What is expected: Transcribe the lines of the records starting with the line that contains "avatar-icon: [784, 510, 840, 566]" and ending with the line that contains "preview-heading-2: Heading Level", including both of those lines.

Records excerpted from a collection:
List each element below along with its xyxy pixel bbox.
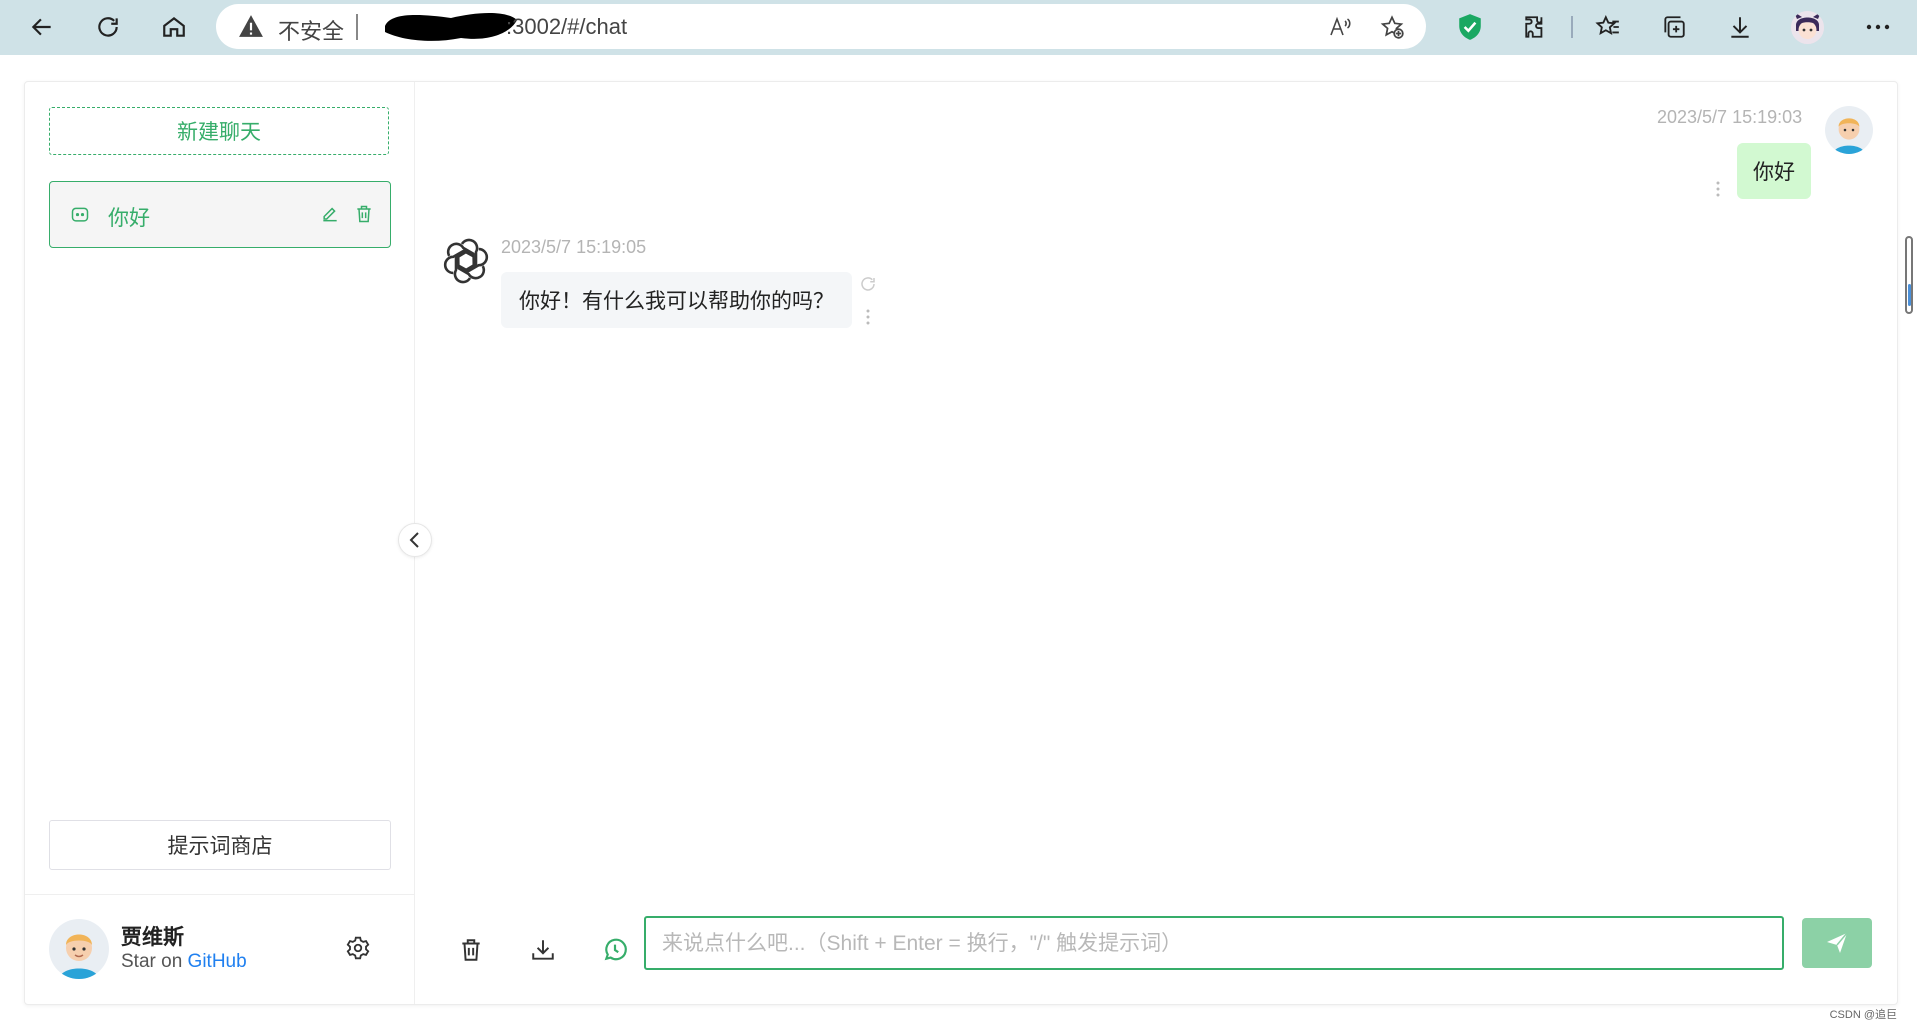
- chevron-left-icon: [409, 532, 419, 548]
- redacted-host: [385, 13, 517, 41]
- settings-gear-icon[interactable]: [345, 935, 371, 966]
- user-info: 贾维斯 Star on GitHub: [25, 894, 414, 1005]
- warning-icon: [238, 14, 264, 43]
- user-message-avatar: [1825, 106, 1873, 154]
- collapse-sidebar-button[interactable]: [398, 523, 432, 557]
- address-divider: [356, 14, 358, 40]
- user-message-more-icon[interactable]: [1715, 180, 1721, 203]
- edit-icon[interactable]: [320, 204, 340, 229]
- assistant-message-bubble: 你好！有什么我可以帮助你的吗？: [501, 272, 852, 328]
- user-description: Star on GitHub: [121, 951, 247, 973]
- reload-icon[interactable]: [90, 10, 126, 44]
- assistant-message-more-icon[interactable]: [865, 308, 871, 331]
- collections-icon[interactable]: [1658, 11, 1690, 43]
- prompt-store-button[interactable]: 提示词商店: [49, 820, 391, 870]
- history-item[interactable]: 你好: [49, 181, 391, 248]
- user-avatar: [49, 919, 109, 979]
- watermark: CSDN @追巨: [1829, 1009, 1897, 1021]
- chat-app: 新建聊天 你好 提示词商店 贾维斯 Star on GitHub 2023/5/…: [24, 81, 1898, 1005]
- clear-chat-trash-icon[interactable]: [455, 934, 487, 966]
- profile-avatar[interactable]: [1791, 11, 1824, 44]
- chat-input-box[interactable]: [644, 916, 1784, 970]
- export-download-icon[interactable]: [527, 934, 559, 966]
- user-name: 贾维斯: [121, 926, 184, 949]
- history-item-title: 你好: [108, 207, 150, 230]
- chat-footer: [415, 894, 1897, 1004]
- new-chat-button[interactable]: 新建聊天: [49, 107, 389, 155]
- chat-input[interactable]: [660, 918, 1764, 970]
- download-icon[interactable]: [1724, 11, 1756, 43]
- toolbar-divider: [1571, 16, 1573, 38]
- send-button[interactable]: [1802, 918, 1872, 968]
- more-menu-icon[interactable]: [1862, 11, 1894, 43]
- user-message-time: 2023/5/7 15:19:03: [1657, 107, 1803, 127]
- read-aloud-icon[interactable]: [1326, 14, 1354, 40]
- sidebar: 新建聊天 你好 提示词商店 贾维斯 Star on GitHub: [25, 82, 415, 1004]
- delete-icon[interactable]: [354, 204, 374, 229]
- user-desc-prefix: Star on: [121, 951, 188, 972]
- address-bar[interactable]: 不安全 :3002/#/chat: [216, 4, 1426, 49]
- url-text[interactable]: :3002/#/chat: [506, 14, 627, 40]
- openai-logo-icon: [442, 237, 490, 285]
- user-message-bubble: 你好: [1737, 143, 1811, 199]
- send-icon: [1827, 932, 1848, 953]
- back-icon[interactable]: [24, 10, 60, 44]
- chat-bubble-icon: [70, 205, 90, 230]
- favorites-icon[interactable]: [1592, 11, 1624, 43]
- shield-icon[interactable]: [1454, 11, 1486, 43]
- security-label[interactable]: 不安全: [278, 14, 344, 46]
- extensions-icon[interactable]: [1520, 11, 1552, 43]
- add-favorite-icon[interactable]: [1378, 14, 1406, 40]
- github-link[interactable]: GitHub: [188, 951, 247, 972]
- assistant-message-time: 2023/5/7 15:19:05: [501, 237, 647, 257]
- browser-toolbar: 不安全 :3002/#/chat: [0, 0, 1917, 55]
- page-scrollbar[interactable]: [1905, 236, 1913, 314]
- home-icon[interactable]: [156, 10, 192, 44]
- context-history-icon[interactable]: [599, 934, 631, 966]
- regenerate-icon[interactable]: [859, 275, 877, 298]
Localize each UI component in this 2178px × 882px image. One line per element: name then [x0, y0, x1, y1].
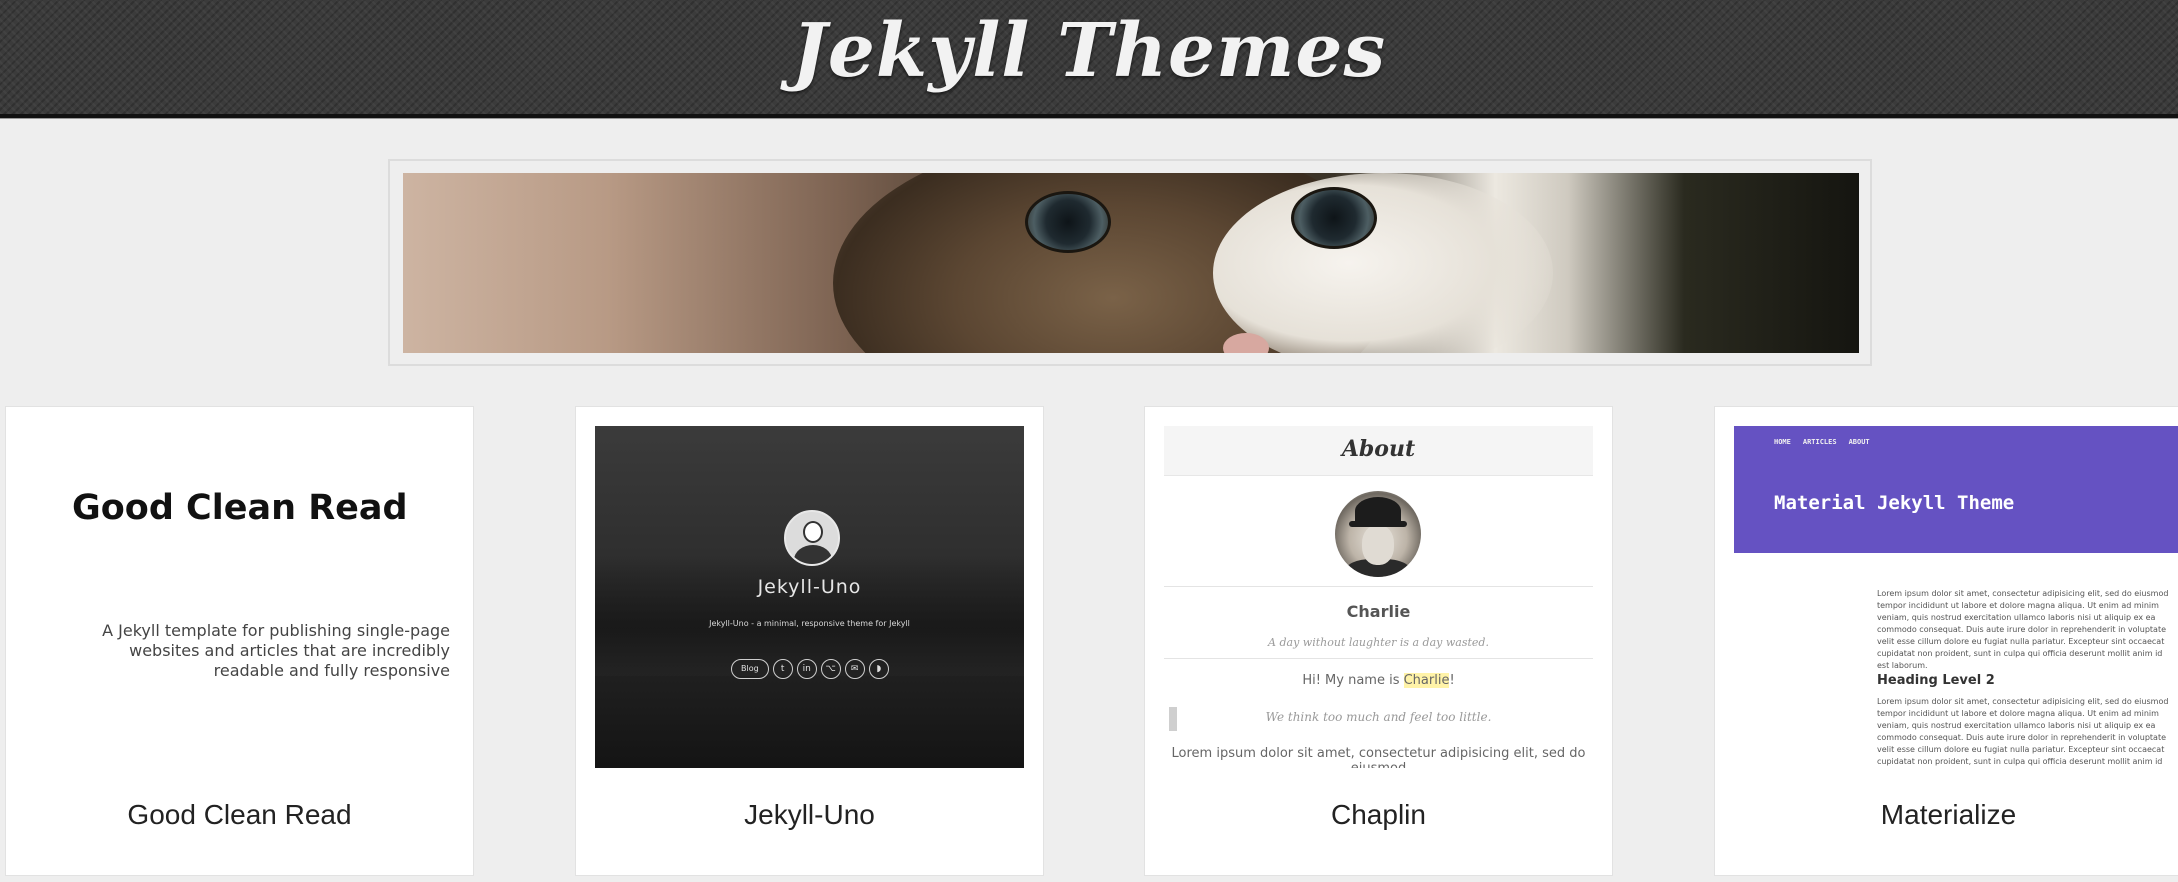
avatar-icon: [784, 510, 840, 566]
theme-title[interactable]: Jekyll-Uno: [576, 799, 1043, 831]
greeting-prefix: Hi! My name is: [1302, 673, 1404, 688]
preview-heading-2: Heading Level 2: [1877, 673, 1995, 688]
preview-subtitle: Jekyll-Uno - a minimal, responsive theme…: [709, 619, 910, 628]
theme-title[interactable]: Materialize: [1715, 799, 2178, 831]
preview-blockquote: We think too much and feel too little.: [1265, 710, 1492, 724]
cat-eye-right: [1291, 187, 1377, 249]
blog-pill: Blog: [731, 659, 769, 679]
site-title[interactable]: Jekyll Themes: [0, 8, 2178, 94]
theme-card-jekyll-uno[interactable]: Jekyll-Uno Jekyll-Uno - a minimal, respo…: [575, 406, 1044, 876]
preview-name: Jekyll-Uno: [757, 576, 862, 598]
preview-nav: HOME ARTICLES ABOUT: [1774, 438, 1870, 446]
nav-item: ARTICLES: [1802, 438, 1837, 446]
nav-item: HOME: [1774, 438, 1791, 446]
preview-quote: A day without laughter is a day wasted.: [1268, 636, 1489, 649]
divider: [1164, 658, 1593, 659]
theme-thumbnail[interactable]: Good Clean Read A Jekyll template for pu…: [25, 426, 454, 768]
preview-greeting: Hi! My name is Charlie!: [1164, 673, 1593, 688]
preview-heading: Good Clean Read: [72, 488, 408, 528]
preview-name: Charlie: [1346, 602, 1411, 621]
email-icon: ✉: [844, 659, 865, 679]
github-icon: ⌥: [820, 659, 841, 679]
greeting-suffix: !: [1449, 673, 1455, 688]
twitter-icon: t: [772, 659, 793, 679]
banner-frame: [388, 159, 1872, 366]
kitten-banner-image: [403, 173, 1859, 353]
portrait-image: [1335, 491, 1421, 577]
theme-card-good-clean-read[interactable]: Good Clean Read A Jekyll template for pu…: [5, 406, 474, 876]
theme-card-chaplin[interactable]: About Charlie A day without laughter is …: [1144, 406, 1613, 876]
preview-paragraph: Lorem ipsum dolor sit amet, consectetur …: [1171, 746, 1586, 768]
preview-bar-title: About: [1341, 436, 1416, 462]
theme-title[interactable]: Good Clean Read: [6, 799, 473, 831]
theme-thumbnail[interactable]: HOME ARTICLES ABOUT Material Jekyll Them…: [1734, 426, 2178, 768]
divider: [1164, 586, 1593, 587]
linkedin-icon: in: [796, 659, 817, 679]
theme-card-materialize[interactable]: HOME ARTICLES ABOUT Material Jekyll Them…: [1714, 406, 2178, 876]
theme-thumbnail[interactable]: Jekyll-Uno Jekyll-Uno - a minimal, respo…: [595, 426, 1024, 768]
preview-header: HOME ARTICLES ABOUT Material Jekyll Them…: [1734, 426, 2178, 553]
preview-paragraph: Lorem ipsum dolor sit amet, consectetur …: [1877, 697, 2169, 766]
greeting-highlight: Charlie: [1403, 673, 1450, 688]
preview-paragraph: Lorem ipsum dolor sit amet, consectetur …: [1877, 589, 2169, 670]
theme-thumbnail[interactable]: About Charlie A day without laughter is …: [1164, 426, 1593, 768]
preview-description: A Jekyll template for publishing single-…: [102, 621, 450, 680]
preview-title: Material Jekyll Theme: [1774, 492, 2015, 514]
nav-item: ABOUT: [1848, 438, 1870, 446]
site-header: Jekyll Themes: [0, 0, 2178, 118]
rss-icon: ◗: [868, 659, 889, 679]
preview-social-links: Blog t in ⌥ ✉ ◗: [731, 658, 889, 680]
cat-eye-left: [1025, 191, 1111, 253]
preview-top-bar: About: [1164, 426, 1593, 476]
theme-title[interactable]: Chaplin: [1145, 799, 1612, 831]
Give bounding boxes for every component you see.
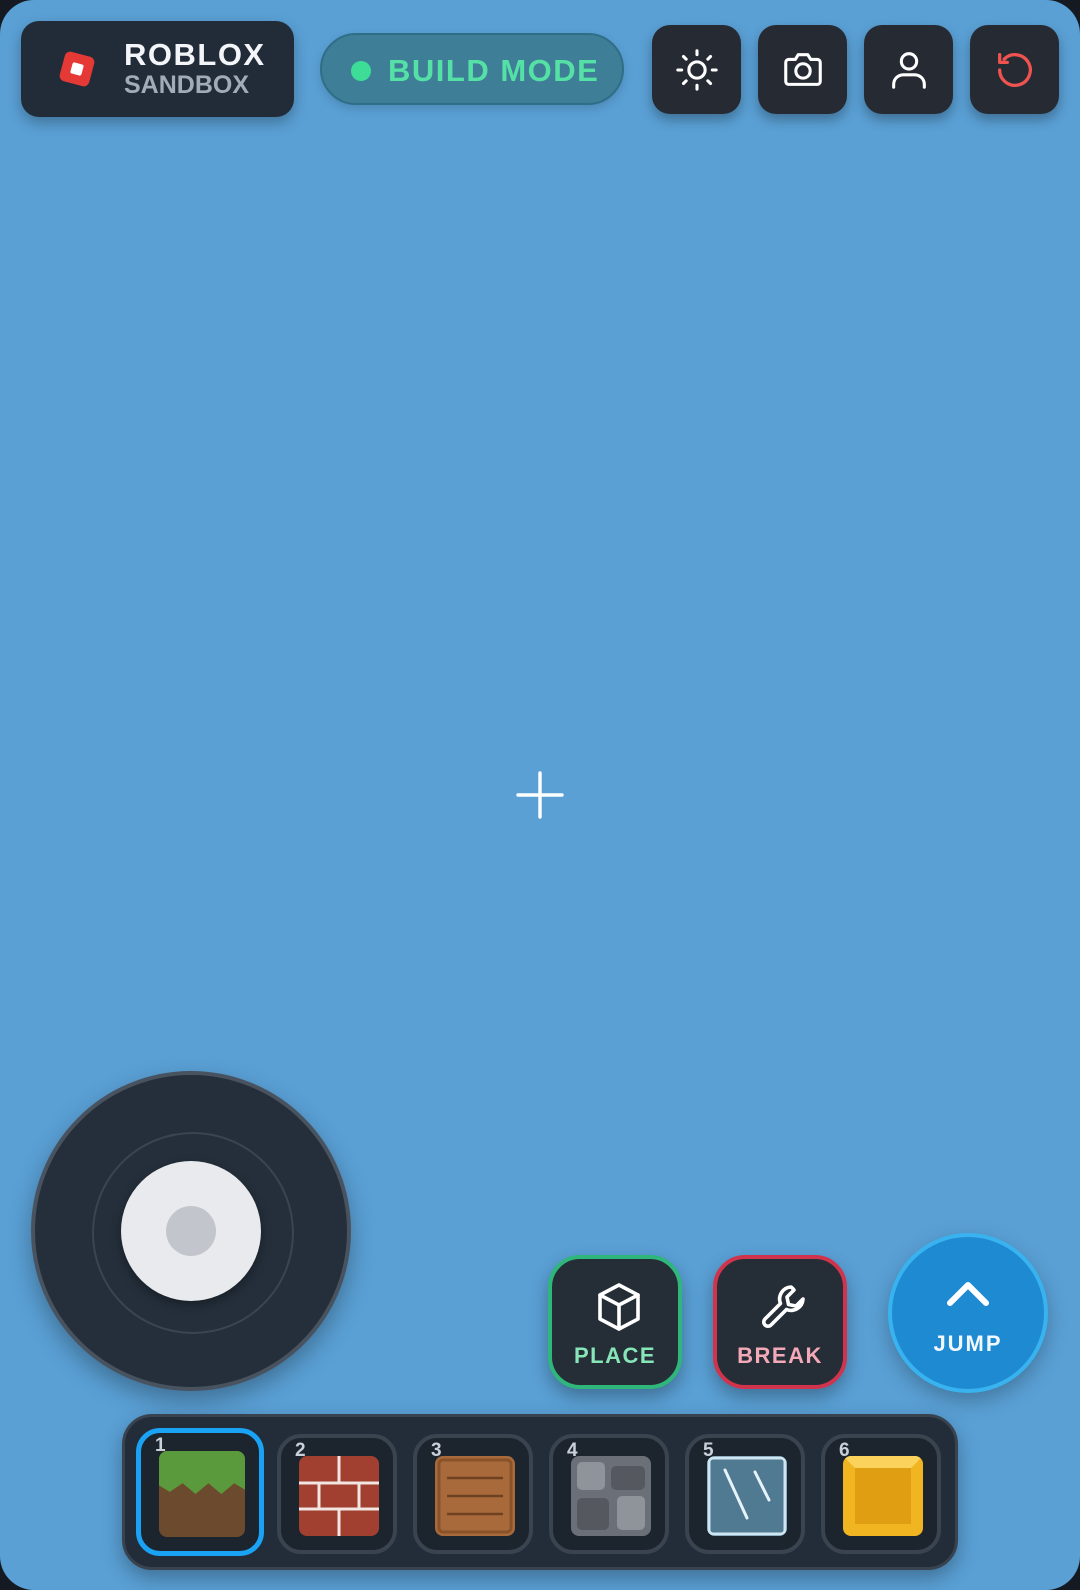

Exercise answer:
avatar-icon: [784, 510, 840, 566]
theme-title[interactable]: Jekyll-Uno: [576, 799, 1043, 831]
greeting-prefix: Hi! My name is: [1302, 673, 1404, 688]
preview-heading-2: Heading Level 2: [1877, 673, 1995, 688]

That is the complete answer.